* **Records for processing**
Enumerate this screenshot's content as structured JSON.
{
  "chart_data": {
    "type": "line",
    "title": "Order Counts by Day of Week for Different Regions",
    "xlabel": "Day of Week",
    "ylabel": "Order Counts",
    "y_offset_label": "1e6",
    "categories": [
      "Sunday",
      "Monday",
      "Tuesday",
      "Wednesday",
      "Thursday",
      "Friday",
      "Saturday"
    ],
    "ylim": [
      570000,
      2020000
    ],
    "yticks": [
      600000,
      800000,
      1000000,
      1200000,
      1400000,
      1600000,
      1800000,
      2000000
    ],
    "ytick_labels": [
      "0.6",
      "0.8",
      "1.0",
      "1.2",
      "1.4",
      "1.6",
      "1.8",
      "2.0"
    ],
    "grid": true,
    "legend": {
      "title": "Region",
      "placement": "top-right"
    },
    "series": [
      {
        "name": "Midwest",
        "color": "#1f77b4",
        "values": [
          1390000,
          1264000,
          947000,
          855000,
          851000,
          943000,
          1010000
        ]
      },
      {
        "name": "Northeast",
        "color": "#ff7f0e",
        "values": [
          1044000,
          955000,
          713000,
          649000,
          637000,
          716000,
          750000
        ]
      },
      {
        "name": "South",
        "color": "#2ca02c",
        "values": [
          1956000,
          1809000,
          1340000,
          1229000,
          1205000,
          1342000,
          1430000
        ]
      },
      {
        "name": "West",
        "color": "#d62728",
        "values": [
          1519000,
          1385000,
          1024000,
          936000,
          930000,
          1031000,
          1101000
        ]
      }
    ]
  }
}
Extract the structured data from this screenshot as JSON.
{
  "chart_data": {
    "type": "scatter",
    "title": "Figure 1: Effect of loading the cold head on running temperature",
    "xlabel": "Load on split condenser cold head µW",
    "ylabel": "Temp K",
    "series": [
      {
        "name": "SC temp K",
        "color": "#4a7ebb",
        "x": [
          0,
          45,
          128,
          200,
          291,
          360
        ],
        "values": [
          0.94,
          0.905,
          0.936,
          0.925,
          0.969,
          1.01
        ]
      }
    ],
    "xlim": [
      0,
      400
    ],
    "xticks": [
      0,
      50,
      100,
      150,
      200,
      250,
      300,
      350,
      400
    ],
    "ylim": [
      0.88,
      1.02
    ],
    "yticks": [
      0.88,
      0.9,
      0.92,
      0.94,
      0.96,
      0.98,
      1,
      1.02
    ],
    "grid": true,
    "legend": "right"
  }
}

* **Stated exercise**
Copy all lines from the entries that contain the word "xlabel".

* **Task solution**
    "xlabel": "Day of Week",
    "xlabel": "Load on split condenser cold head µW",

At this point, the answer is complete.